## STATED EXERCISE:
Collect each line of the records containing the string "Parameters".

## Start PROVIDED DATA

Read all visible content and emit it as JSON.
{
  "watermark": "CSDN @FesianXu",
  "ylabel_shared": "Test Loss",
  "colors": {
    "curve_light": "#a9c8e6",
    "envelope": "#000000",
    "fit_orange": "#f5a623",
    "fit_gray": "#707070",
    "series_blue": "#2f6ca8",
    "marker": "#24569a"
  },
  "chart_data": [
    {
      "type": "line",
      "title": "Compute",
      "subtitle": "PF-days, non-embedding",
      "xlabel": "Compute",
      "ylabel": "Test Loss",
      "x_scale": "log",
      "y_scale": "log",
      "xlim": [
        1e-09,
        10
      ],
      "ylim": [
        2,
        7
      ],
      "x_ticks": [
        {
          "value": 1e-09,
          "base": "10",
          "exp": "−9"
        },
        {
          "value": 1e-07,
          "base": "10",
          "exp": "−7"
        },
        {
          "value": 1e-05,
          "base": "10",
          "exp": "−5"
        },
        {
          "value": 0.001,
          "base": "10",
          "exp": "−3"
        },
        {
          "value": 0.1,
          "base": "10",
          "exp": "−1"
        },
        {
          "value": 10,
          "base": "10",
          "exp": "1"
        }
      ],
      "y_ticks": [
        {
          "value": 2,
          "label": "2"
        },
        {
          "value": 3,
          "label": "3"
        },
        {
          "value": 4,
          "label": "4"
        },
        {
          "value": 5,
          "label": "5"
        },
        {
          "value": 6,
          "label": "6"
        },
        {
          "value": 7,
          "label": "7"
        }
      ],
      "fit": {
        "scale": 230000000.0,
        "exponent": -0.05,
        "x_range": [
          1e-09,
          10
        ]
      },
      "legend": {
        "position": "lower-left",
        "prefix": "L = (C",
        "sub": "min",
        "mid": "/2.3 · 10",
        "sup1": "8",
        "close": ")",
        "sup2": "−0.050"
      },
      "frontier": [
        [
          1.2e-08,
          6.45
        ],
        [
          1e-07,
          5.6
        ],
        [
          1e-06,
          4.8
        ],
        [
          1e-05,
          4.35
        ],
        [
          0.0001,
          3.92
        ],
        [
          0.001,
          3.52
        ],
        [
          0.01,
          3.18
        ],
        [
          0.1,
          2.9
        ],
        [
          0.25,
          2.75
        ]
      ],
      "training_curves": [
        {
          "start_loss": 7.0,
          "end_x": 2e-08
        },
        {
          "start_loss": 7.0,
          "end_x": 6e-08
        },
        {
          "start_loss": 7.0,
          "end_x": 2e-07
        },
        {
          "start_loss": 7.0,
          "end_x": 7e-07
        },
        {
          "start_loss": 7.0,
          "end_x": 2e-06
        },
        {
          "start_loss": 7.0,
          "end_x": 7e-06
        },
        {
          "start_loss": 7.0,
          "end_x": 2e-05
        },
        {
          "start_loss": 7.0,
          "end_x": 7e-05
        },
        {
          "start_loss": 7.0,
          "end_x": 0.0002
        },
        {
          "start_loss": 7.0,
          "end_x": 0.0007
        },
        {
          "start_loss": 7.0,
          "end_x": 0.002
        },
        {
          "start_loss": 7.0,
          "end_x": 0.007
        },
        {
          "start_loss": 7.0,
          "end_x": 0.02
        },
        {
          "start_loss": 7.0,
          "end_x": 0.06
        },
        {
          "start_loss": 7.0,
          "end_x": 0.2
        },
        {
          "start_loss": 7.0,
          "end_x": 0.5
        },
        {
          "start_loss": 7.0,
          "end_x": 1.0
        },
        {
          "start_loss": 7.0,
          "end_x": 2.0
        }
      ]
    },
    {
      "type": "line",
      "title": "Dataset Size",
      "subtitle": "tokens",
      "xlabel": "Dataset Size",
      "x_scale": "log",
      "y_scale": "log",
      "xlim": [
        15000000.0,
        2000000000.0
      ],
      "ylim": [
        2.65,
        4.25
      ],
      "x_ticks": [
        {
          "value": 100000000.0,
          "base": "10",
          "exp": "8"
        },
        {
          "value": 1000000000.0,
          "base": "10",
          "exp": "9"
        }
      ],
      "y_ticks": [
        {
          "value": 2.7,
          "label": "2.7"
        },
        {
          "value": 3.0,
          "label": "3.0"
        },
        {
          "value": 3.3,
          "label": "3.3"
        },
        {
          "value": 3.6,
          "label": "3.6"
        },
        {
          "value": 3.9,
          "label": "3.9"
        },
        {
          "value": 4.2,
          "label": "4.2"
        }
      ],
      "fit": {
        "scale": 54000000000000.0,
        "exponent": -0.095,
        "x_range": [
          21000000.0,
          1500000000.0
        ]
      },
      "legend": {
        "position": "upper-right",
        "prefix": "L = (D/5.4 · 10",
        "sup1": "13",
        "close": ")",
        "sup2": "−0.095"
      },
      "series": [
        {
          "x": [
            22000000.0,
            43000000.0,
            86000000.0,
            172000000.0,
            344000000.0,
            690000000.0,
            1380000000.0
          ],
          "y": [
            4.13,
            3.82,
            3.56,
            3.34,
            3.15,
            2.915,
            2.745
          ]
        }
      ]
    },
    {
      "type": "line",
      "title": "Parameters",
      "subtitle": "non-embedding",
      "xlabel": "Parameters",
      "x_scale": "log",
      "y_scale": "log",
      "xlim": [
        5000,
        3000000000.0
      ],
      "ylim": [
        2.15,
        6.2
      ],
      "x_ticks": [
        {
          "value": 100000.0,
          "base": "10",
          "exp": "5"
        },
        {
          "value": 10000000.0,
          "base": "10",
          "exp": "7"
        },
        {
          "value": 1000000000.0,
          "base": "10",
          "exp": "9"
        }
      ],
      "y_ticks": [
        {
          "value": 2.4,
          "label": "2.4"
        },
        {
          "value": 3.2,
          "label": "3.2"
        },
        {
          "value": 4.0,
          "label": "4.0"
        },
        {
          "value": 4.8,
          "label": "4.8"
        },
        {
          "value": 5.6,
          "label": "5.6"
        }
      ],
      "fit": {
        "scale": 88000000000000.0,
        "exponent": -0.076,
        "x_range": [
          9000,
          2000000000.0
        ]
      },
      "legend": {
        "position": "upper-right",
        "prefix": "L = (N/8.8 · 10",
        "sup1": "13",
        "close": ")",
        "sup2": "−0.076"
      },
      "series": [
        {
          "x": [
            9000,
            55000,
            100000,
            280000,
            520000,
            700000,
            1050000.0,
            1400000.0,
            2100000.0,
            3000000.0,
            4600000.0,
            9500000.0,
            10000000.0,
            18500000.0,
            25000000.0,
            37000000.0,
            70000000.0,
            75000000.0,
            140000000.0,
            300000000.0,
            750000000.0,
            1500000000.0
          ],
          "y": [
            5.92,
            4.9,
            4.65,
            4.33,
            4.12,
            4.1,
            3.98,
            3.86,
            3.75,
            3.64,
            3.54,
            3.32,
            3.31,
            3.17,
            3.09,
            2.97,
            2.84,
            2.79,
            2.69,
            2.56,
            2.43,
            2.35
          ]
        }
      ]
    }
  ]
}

## End PROVIDED DATA

## COMPLETE OUTPUT:
      "title": "Parameters",
      "xlabel": "Parameters",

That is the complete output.